-- BEGIN Dataset records --

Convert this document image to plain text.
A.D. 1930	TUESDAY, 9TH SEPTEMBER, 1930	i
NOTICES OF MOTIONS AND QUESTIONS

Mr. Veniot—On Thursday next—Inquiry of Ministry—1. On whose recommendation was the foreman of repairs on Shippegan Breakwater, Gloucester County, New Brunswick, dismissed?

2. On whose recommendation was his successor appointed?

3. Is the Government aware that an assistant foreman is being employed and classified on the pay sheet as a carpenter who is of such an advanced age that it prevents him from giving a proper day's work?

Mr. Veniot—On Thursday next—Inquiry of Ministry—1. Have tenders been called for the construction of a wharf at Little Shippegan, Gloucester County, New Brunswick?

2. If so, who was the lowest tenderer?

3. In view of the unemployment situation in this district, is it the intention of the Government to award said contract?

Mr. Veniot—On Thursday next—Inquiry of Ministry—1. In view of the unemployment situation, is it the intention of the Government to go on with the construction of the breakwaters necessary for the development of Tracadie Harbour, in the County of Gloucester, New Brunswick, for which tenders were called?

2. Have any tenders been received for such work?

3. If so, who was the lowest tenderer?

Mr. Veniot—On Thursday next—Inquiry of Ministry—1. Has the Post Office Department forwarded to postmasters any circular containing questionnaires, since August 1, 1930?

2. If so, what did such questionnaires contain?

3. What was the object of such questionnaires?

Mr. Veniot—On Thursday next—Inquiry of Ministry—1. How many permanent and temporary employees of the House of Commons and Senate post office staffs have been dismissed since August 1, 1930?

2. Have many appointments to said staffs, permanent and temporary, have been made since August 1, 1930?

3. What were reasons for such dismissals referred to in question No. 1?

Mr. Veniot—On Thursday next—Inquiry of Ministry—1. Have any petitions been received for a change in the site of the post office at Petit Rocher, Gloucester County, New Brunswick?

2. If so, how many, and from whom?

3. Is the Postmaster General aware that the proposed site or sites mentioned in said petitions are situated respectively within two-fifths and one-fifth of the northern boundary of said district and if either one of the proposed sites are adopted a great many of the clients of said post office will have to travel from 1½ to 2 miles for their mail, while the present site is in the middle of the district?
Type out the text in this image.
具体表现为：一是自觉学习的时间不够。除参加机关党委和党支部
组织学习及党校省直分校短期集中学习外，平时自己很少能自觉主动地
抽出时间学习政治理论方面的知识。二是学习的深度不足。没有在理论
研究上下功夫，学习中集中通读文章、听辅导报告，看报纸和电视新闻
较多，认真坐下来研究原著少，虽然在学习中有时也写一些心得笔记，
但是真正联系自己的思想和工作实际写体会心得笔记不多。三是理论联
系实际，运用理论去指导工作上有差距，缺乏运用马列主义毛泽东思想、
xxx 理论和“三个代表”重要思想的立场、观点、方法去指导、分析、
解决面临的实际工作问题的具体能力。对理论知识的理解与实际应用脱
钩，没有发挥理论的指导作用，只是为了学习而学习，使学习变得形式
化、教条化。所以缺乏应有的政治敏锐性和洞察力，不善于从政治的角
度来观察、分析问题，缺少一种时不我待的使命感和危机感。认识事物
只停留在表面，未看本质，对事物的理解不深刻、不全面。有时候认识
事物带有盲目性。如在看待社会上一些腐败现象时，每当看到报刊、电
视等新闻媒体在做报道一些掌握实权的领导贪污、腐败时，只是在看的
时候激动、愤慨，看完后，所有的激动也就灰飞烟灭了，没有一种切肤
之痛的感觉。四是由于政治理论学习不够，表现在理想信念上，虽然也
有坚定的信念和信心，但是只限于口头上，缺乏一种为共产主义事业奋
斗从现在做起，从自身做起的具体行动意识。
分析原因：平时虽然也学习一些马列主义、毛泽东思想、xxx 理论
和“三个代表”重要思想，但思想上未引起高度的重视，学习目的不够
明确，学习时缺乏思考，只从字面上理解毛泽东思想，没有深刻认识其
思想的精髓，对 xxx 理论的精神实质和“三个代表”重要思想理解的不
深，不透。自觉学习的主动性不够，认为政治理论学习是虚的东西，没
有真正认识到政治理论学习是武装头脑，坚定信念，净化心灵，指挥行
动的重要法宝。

-- END Dataset records --

Prompt: Every record shown above must be echoed exactly.

Answer for the task:
Convert this document image to plain text.
A.D. 1930	TUESDAY, 9TH SEPTEMBER, 1930	i
NOTICES OF MOTIONS AND QUESTIONS

Mr. Veniot—On Thursday next—Inquiry of Ministry—1. On whose recommendation was the foreman of repairs on Shippegan Breakwater, Gloucester County, New Brunswick, dismissed?

2. On whose recommendation was his successor appointed?

3. Is the Government aware that an assistant foreman is being employed and classified on the pay sheet as a carpenter who is of such an advanced age that it prevents him from giving a proper day's work?

Mr. Veniot—On Thursday next—Inquiry of Ministry—1. Have tenders been called for the construction of a wharf at Little Shippegan, Gloucester County, New Brunswick?

2. If so, who was the lowest tenderer?

3. In view of the unemployment situation in this district, is it the intention of the Government to award said contract?

Mr. Veniot—On Thursday next—Inquiry of Ministry—1. In view of the unemployment situation, is it the intention of the Government to go on with the construction of the breakwaters necessary for the development of Tracadie Harbour, in the County of Gloucester, New Brunswick, for which tenders were called?

2. Have any tenders been received for such work?

3. If so, who was the lowest tenderer?

Mr. Veniot—On Thursday next—Inquiry of Ministry—1. Has the Post Office Department forwarded to postmasters any circular containing questionnaires, since August 1, 1930?

2. If so, what did such questionnaires contain?

3. What was the object of such questionnaires?

Mr. Veniot—On Thursday next—Inquiry of Ministry—1. How many permanent and temporary employees of the House of Commons and Senate post office staffs have been dismissed since August 1, 1930?

2. Have many appointments to said staffs, permanent and temporary, have been made since August 1, 1930?

3. What were reasons for such dismissals referred to in question No. 1?

Mr. Veniot—On Thursday next—Inquiry of Ministry—1. Have any petitions been received for a change in the site of the post office at Petit Rocher, Gloucester County, New Brunswick?

2. If so, how many, and from whom?

3. Is the Postmaster General aware that the proposed site or sites mentioned in said petitions are situated respectively within two-fifths and one-fifth of the northern boundary of said district and if either one of the proposed sites are adopted a great many of the clients of said post office will have to travel from 1½ to 2 miles for their mail, while the present site is in the middle of the district?
Type out the text in this image.
具体表现为：一是自觉学习的时间不够。除参加机关党委和党支部
组织学习及党校省直分校短期集中学习外，平时自己很少能自觉主动地
抽出时间学习政治理论方面的知识。二是学习的深度不足。没有在理论
研究上下功夫，学习中集中通读文章、听辅导报告，看报纸和电视新闻
较多，认真坐下来研究原著少，虽然在学习中有时也写一些心得笔记，
但是真正联系自己的思想和工作实际写体会心得笔记不多。三是理论联
系实际，运用理论去指导工作上有差距，缺乏运用马列主义毛泽东思想、
xxx 理论和“三个代表”重要思想的立场、观点、方法去指导、分析、
解决面临的实际工作问题的具体能力。对理论知识的理解与实际应用脱
钩，没有发挥理论的指导作用，只是为了学习而学习，使学习变得形式
化、教条化。所以缺乏应有的政治敏锐性和洞察力，不善于从政治的角
度来观察、分析问题，缺少一种时不我待的使命感和危机感。认识事物
只停留在表面，未看本质，对事物的理解不深刻、不全面。有时候认识
事物带有盲目性。如在看待社会上一些腐败现象时，每当看到报刊、电
视等新闻媒体在做报道一些掌握实权的领导贪污、腐败时，只是在看的
时候激动、愤慨，看完后，所有的激动也就灰飞烟灭了，没有一种切肤
之痛的感觉。四是由于政治理论学习不够，表现在理想信念上，虽然也
有坚定的信念和信心，但是只限于口头上，缺乏一种为共产主义事业奋
斗从现在做起，从自身做起的具体行动意识。
分析原因：平时虽然也学习一些马列主义、毛泽东思想、xxx 理论
和“三个代表”重要思想，但思想上未引起高度的重视，学习目的不够
明确，学习时缺乏思考，只从字面上理解毛泽东思想，没有深刻认识其
思想的精髓，对 xxx 理论的精神实质和“三个代表”重要思想理解的不
深，不透。自觉学习的主动性不够，认为政治理论学习是虚的东西，没
有真正认识到政治理论学习是武装头脑，坚定信念，净化心灵，指挥行
动的重要法宝。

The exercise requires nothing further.